**Given problem**
In the merge sort tree question, what does M stand for?

**Selection**
****************************************

Can Merge Sort Tree find sum of K-th largest elements, in range [l, r] if the elements are not unique?

Question

See below code:

vector<long long> temp;
for (int i = l; i <= r; ++i)
{
    temp.push_back(holes[i]);
}
sort(temp.rbegin(), temp.rend());
long long needed_H2 = 0;
for (int i = K; i < temp.size(); ++i)
{
    needed_H2 += temp[i];
}

Basically, it copies some range [l, r] of original array, sorts it in non-ascending order and then finds sum of this range omitting first K greatest element.

$N$ is size of array on which we will make range queries.

I need to achieve the same in like $O(log^2 N)$ time complexity (if possible), and I wonder about Merge Sort Tree (MST) specifically. If the values would be unique - then I see solution in $O(log^2 N * log M)$ where $M$ is maximum value we will ever potentially check in binary search. The $log^2 N$ factor is due to traversing Merge Sort Tree, and at every node which is in range we look for, we will also do binary search (lower bound) to find first value greater than $X$ given by binary search. So, we perform binary search on the MST asking "how many elements are greater than X" and if we find X such that returned count is equal to K (it must happen if elements are unique and we have more elements than K). To find sum of these K-th largest elements, on MST we can also store prefix sums of sorted ranges which every MST node already stores.

****************************************

**Stored rows**
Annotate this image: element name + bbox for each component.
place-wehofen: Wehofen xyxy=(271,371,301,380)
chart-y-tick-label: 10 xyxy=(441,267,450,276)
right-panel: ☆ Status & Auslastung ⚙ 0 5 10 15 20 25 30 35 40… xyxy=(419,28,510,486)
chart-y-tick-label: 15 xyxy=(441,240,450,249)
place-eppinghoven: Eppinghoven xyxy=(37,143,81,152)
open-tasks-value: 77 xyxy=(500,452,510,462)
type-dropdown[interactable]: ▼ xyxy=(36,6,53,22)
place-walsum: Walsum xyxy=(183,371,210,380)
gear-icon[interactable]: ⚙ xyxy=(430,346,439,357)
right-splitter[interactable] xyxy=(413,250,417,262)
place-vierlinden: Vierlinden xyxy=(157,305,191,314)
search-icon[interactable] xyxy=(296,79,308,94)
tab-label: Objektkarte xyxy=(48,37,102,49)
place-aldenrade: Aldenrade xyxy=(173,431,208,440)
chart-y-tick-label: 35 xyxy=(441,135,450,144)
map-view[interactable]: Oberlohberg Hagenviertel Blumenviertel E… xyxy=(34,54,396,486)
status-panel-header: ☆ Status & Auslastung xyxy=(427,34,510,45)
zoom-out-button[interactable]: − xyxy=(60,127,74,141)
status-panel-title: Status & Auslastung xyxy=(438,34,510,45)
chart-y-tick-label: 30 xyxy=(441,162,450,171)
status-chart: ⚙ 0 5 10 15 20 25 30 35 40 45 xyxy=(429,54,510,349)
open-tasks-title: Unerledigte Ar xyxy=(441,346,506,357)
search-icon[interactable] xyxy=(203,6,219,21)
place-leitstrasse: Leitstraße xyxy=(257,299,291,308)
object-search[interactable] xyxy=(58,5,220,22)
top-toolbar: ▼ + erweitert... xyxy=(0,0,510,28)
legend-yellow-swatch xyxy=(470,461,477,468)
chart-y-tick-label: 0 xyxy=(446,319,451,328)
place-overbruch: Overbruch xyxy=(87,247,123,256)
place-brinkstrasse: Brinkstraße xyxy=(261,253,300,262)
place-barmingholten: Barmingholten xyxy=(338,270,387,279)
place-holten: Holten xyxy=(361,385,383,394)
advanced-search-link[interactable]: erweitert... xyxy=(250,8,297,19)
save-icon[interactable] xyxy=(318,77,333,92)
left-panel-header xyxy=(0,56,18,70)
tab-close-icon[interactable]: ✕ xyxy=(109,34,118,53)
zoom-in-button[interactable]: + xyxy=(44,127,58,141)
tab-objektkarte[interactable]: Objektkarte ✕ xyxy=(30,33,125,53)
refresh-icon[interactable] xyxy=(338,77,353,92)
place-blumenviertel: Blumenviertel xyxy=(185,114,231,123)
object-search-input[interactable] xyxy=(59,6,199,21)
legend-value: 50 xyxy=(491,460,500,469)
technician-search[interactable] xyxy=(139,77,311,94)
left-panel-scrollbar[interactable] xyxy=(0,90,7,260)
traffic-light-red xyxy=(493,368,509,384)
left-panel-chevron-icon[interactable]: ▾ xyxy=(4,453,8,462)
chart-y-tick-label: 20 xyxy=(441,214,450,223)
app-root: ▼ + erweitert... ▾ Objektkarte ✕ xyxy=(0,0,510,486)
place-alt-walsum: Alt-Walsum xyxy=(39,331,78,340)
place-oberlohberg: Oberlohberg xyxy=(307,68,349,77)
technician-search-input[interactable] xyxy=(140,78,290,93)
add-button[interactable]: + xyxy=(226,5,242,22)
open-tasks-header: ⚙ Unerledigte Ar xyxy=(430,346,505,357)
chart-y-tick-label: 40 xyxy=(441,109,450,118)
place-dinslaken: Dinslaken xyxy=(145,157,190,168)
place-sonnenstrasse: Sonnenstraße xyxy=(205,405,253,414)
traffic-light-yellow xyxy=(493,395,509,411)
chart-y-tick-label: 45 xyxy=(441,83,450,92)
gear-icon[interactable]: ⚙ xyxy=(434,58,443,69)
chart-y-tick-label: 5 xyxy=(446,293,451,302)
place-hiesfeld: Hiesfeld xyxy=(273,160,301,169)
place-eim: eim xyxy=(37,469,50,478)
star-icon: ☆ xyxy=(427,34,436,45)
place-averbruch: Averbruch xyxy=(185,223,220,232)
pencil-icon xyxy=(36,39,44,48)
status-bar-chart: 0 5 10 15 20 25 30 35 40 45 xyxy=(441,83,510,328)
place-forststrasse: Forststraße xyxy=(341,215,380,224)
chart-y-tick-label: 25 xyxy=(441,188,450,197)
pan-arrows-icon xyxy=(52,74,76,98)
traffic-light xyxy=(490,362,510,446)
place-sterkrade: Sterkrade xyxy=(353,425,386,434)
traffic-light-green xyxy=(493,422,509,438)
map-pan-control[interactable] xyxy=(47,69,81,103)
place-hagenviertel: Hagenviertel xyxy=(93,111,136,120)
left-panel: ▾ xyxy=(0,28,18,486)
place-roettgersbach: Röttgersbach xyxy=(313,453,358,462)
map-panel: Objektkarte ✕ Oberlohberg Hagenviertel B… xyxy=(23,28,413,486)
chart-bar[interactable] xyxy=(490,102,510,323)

****************************************

**Final result**
M is the maximum value that will ever potentially be checked in the binary search.